**Set problem**
Reproduce verbatim the part of the material below that opens with the line containing "List every element" and closes with the line containing "cell-cognome-masked[interactable]: Nomi oscurati", both lines included. Leave the pictures out of your output.

**Task material**

◇ ◇ ◇

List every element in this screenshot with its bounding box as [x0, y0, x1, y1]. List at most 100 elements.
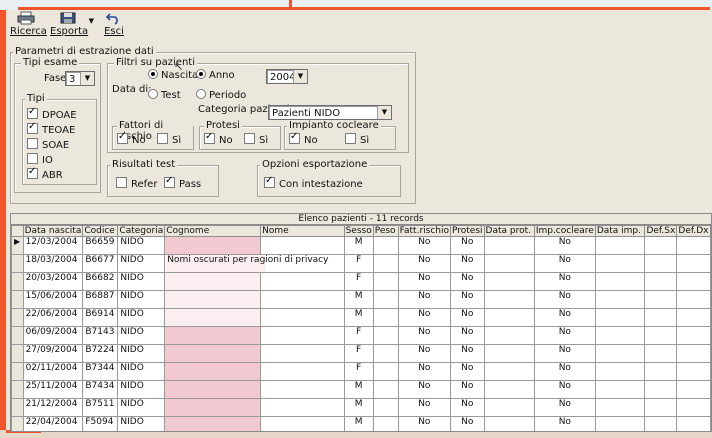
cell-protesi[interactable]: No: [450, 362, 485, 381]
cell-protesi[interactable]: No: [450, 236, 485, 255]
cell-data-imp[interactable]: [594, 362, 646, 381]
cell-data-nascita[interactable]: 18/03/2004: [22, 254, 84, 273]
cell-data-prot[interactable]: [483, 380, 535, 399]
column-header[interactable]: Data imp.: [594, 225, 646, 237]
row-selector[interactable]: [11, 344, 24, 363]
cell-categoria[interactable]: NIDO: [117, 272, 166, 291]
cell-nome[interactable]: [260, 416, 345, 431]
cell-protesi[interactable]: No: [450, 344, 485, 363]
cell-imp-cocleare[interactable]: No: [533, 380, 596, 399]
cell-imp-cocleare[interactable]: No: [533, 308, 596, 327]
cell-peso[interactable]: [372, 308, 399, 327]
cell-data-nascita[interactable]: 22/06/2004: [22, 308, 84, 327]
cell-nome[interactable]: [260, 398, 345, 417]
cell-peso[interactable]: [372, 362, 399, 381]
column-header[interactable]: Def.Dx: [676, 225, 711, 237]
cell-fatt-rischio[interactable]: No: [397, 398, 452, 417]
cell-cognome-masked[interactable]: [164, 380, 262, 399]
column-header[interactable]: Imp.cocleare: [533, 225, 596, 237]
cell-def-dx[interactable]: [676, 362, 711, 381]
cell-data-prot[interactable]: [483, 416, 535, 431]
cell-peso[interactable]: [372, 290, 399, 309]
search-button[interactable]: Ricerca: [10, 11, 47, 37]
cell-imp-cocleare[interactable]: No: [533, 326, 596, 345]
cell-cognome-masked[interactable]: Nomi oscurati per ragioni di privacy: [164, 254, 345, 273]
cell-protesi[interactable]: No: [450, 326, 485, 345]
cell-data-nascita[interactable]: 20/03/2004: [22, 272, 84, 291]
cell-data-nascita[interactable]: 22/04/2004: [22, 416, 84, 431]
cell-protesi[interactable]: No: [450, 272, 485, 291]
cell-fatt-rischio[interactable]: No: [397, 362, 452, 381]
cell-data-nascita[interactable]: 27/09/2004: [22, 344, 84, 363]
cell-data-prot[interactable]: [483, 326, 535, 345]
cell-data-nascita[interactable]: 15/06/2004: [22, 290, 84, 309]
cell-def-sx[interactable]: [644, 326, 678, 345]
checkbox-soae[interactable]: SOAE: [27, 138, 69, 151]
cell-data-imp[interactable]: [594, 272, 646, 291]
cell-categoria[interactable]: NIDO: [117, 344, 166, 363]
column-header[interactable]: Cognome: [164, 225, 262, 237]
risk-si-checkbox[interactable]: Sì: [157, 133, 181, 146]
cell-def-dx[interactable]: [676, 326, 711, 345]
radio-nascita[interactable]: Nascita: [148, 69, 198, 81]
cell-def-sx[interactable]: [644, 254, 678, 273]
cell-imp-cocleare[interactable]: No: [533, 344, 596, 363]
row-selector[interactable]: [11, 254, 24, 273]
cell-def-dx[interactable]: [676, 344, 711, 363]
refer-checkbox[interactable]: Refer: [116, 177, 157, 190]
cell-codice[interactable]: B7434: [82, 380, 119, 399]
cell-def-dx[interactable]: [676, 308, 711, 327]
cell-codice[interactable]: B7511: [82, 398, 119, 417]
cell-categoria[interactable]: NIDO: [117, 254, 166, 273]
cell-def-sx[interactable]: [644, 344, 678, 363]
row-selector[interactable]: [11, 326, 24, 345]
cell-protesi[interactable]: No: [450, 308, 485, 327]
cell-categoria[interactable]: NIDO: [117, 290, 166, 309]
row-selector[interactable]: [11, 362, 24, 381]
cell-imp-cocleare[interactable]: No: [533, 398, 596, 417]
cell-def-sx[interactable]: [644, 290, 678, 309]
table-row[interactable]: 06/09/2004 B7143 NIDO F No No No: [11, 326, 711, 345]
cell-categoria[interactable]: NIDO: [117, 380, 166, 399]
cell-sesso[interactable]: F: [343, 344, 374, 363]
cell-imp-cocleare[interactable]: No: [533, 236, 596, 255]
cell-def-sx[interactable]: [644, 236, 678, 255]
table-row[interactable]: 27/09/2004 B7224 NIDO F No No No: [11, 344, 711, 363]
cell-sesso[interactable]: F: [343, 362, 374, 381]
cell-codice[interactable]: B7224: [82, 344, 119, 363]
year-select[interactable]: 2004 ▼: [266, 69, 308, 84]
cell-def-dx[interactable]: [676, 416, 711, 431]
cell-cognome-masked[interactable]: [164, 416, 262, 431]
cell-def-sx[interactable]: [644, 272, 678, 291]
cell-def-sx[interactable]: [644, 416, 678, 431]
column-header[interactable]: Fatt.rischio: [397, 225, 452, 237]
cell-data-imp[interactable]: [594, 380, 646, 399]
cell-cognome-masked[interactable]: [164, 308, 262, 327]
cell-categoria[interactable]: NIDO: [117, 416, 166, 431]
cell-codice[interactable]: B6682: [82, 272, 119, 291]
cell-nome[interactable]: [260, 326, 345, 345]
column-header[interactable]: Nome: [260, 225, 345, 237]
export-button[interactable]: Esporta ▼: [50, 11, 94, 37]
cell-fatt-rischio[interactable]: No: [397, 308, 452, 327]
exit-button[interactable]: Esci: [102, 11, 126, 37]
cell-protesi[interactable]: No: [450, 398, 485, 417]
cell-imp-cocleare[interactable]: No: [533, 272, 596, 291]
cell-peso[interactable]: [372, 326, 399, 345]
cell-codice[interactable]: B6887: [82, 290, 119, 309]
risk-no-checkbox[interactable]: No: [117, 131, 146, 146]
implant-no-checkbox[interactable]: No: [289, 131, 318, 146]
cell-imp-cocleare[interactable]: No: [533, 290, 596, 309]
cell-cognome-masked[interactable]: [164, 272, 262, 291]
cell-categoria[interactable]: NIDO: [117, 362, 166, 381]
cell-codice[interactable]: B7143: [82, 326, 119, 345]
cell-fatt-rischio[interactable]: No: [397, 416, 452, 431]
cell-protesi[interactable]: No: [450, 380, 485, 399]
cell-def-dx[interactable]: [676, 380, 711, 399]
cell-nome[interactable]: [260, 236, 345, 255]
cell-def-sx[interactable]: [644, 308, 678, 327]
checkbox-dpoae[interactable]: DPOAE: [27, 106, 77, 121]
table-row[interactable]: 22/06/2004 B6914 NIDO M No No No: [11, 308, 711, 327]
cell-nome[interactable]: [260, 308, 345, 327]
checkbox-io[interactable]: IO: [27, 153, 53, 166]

◇ ◇ ◇

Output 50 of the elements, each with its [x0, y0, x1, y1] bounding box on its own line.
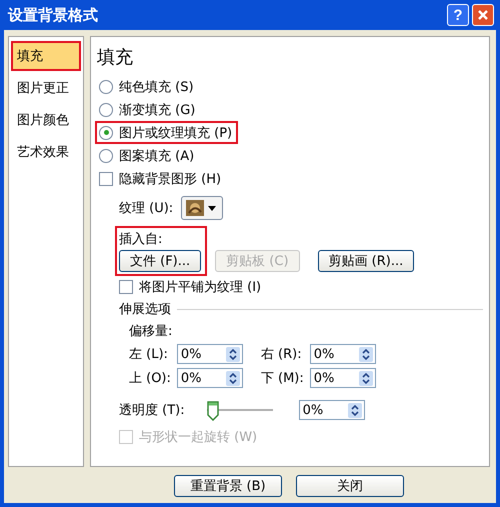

◇ ◇ ◇

**Answer below**
List every element in this screenshot with its bounding box as [x0, y0, x1, y1]. List at most 100 elements.
cell-protesi[interactable]: No: [450, 362, 485, 381]
cell-protesi[interactable]: No: [450, 236, 485, 255]
cell-data-imp[interactable]: [594, 362, 646, 381]
cell-data-nascita[interactable]: 18/03/2004: [22, 254, 84, 273]
cell-data-prot[interactable]: [483, 380, 535, 399]
column-header[interactable]: Data imp.: [594, 225, 646, 237]
row-selector[interactable]: [11, 344, 24, 363]
cell-categoria[interactable]: NIDO: [117, 272, 166, 291]
cell-nome[interactable]: [260, 416, 345, 431]
cell-protesi[interactable]: No: [450, 344, 485, 363]
cell-imp-cocleare[interactable]: No: [533, 380, 596, 399]
cell-imp-cocleare[interactable]: No: [533, 308, 596, 327]
cell-peso[interactable]: [372, 308, 399, 327]
cell-data-nascita[interactable]: 22/06/2004: [22, 308, 84, 327]
cell-nome[interactable]: [260, 398, 345, 417]
cell-peso[interactable]: [372, 362, 399, 381]
column-header[interactable]: Def.Dx: [676, 225, 711, 237]
cell-fatt-rischio[interactable]: No: [397, 398, 452, 417]
cell-cognome-masked[interactable]: [164, 380, 262, 399]
column-header[interactable]: Imp.cocleare: [533, 225, 596, 237]
cell-def-dx[interactable]: [676, 362, 711, 381]
cell-data-prot[interactable]: [483, 416, 535, 431]
cell-peso[interactable]: [372, 290, 399, 309]
search-button[interactable]: Ricerca: [10, 11, 47, 37]
cell-imp-cocleare[interactable]: No: [533, 326, 596, 345]
cell-cognome-masked[interactable]: Nomi oscurati per ragioni di privacy: [164, 254, 345, 273]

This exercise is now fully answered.